■ Records provided:
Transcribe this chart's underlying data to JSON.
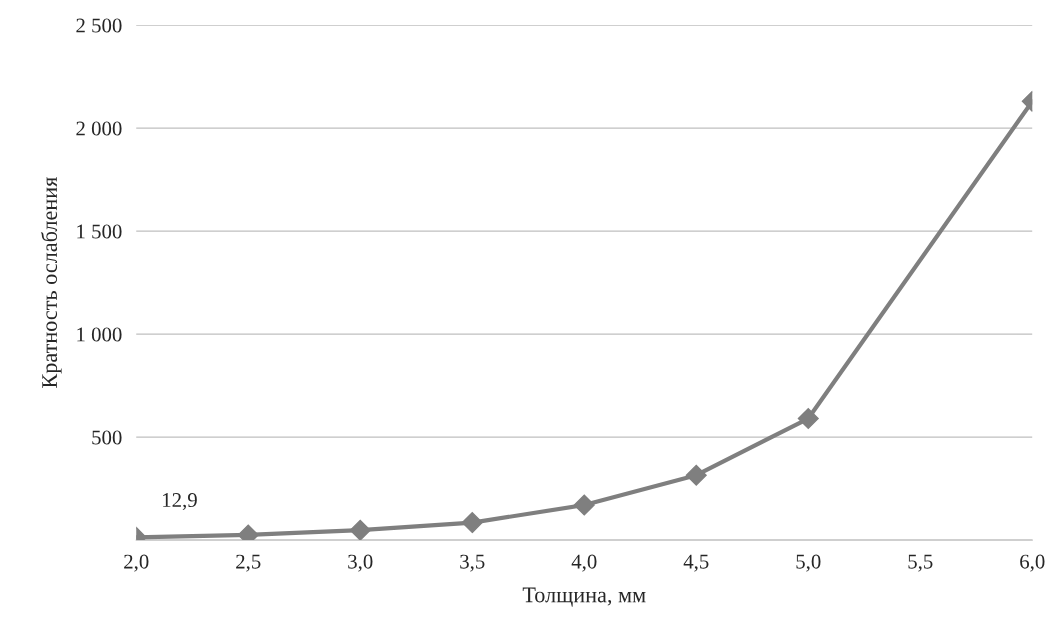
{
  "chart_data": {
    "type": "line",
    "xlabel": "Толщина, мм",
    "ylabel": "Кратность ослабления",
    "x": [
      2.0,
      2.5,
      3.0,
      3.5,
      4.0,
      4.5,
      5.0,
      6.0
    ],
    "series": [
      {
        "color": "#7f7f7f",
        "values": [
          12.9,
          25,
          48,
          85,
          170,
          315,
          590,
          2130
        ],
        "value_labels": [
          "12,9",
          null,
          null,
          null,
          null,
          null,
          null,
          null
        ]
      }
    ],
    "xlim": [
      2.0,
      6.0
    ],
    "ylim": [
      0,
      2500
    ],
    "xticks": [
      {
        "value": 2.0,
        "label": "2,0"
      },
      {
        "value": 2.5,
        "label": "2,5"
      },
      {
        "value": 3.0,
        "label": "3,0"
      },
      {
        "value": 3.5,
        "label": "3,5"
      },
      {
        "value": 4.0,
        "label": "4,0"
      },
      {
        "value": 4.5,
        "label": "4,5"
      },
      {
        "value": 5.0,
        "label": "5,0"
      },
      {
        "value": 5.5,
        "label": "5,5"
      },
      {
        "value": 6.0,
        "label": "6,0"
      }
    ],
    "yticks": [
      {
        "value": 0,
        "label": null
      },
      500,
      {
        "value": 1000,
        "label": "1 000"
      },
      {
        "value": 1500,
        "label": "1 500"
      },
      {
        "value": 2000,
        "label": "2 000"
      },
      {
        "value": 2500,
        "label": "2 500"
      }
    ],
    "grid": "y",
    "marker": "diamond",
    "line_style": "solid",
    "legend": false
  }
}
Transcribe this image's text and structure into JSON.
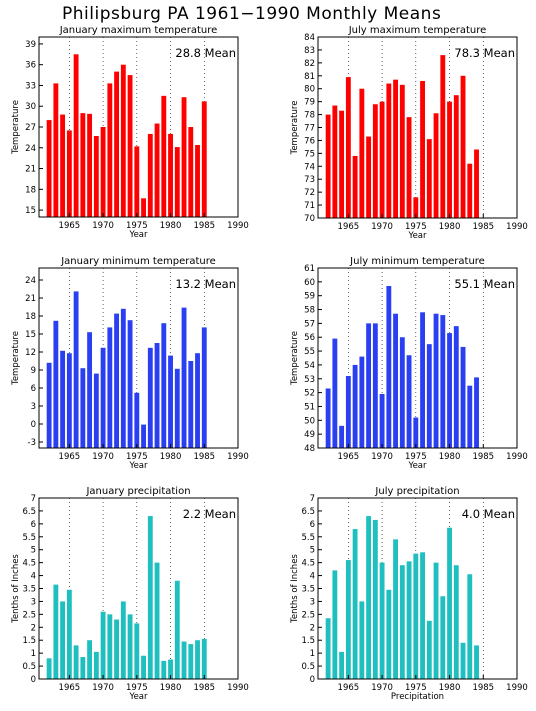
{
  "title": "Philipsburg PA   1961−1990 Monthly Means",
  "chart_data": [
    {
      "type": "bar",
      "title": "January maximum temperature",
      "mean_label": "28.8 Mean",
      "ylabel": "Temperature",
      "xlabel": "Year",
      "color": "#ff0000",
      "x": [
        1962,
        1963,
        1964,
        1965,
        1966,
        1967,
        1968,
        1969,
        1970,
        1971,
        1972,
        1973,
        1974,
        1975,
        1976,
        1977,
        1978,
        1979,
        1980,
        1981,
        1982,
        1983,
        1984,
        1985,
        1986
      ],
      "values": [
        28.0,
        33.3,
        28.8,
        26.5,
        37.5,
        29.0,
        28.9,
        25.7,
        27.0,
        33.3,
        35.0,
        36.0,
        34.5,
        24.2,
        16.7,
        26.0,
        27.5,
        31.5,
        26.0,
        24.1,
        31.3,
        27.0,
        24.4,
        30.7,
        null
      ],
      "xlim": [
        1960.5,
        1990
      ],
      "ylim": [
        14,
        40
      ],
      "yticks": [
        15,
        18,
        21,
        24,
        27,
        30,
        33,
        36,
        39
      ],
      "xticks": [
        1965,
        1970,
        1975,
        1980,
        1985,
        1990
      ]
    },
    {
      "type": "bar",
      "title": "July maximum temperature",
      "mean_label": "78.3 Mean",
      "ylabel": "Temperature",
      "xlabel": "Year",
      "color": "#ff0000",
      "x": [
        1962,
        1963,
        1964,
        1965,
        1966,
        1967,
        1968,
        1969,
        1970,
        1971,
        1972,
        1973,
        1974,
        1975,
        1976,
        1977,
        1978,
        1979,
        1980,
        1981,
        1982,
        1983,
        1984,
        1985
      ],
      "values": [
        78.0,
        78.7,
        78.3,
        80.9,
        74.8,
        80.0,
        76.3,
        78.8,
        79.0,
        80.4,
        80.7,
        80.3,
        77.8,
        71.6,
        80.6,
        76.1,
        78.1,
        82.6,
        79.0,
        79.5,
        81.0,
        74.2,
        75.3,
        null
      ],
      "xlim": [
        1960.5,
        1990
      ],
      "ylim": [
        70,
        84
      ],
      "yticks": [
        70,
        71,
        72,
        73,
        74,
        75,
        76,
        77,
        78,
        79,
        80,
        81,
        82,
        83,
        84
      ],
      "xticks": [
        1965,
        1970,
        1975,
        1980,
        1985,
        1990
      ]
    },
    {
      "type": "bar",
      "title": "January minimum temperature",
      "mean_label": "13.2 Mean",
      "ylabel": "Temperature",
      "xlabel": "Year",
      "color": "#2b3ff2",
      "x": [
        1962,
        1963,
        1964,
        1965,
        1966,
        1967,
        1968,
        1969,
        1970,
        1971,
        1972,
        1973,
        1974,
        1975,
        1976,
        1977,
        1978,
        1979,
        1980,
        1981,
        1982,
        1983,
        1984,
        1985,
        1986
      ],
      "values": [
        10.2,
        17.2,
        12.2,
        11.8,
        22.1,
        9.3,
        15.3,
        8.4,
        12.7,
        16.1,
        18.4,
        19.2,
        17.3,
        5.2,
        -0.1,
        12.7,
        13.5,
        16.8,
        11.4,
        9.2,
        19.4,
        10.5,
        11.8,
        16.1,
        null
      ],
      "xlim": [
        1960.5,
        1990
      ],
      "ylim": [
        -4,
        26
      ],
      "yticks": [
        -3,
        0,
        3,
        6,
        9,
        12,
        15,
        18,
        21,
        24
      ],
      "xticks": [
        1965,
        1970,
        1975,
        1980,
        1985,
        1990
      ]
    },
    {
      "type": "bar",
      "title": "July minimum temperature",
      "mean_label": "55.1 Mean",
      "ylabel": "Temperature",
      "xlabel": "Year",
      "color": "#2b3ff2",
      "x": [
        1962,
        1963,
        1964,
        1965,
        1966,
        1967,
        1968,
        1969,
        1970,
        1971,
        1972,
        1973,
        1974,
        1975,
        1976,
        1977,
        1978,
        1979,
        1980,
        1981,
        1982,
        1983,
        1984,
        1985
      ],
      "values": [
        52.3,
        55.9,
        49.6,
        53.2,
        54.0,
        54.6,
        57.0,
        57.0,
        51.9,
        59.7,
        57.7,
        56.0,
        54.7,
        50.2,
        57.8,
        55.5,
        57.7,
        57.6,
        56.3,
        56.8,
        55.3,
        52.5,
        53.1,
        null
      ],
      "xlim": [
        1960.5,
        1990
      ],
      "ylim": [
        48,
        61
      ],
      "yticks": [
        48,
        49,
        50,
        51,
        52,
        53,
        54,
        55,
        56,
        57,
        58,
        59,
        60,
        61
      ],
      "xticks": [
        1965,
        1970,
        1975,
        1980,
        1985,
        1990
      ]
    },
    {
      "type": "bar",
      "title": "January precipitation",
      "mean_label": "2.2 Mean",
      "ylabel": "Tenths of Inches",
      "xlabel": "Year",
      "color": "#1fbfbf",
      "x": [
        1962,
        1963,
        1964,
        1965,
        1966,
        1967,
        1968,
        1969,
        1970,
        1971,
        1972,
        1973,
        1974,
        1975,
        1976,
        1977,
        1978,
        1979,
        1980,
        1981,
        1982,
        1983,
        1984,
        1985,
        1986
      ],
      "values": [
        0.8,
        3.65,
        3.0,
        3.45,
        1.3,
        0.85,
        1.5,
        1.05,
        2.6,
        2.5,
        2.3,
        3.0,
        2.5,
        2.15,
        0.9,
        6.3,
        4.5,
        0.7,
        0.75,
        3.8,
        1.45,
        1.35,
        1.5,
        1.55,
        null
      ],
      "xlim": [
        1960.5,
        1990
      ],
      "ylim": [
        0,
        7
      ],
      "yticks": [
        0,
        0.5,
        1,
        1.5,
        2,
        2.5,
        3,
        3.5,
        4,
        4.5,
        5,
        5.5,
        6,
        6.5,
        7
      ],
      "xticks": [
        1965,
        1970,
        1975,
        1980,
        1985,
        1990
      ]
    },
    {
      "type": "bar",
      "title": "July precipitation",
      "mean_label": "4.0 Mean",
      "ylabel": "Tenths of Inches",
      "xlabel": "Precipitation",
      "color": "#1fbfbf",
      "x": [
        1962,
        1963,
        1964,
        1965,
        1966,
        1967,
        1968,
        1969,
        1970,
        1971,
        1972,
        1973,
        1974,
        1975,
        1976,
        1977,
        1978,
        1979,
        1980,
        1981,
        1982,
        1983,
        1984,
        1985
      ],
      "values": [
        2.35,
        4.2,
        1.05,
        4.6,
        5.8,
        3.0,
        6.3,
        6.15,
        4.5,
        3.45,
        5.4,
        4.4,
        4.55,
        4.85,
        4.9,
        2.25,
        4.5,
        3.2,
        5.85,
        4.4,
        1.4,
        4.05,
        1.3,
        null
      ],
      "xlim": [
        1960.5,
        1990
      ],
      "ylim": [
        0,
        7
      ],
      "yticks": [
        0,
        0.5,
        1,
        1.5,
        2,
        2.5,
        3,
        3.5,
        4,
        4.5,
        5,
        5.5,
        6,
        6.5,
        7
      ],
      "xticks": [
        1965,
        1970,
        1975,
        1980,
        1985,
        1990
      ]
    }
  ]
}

■ Request: Among the lines of the records above, count those holding the string "this", and report only the number.

■ Exercise solution: 2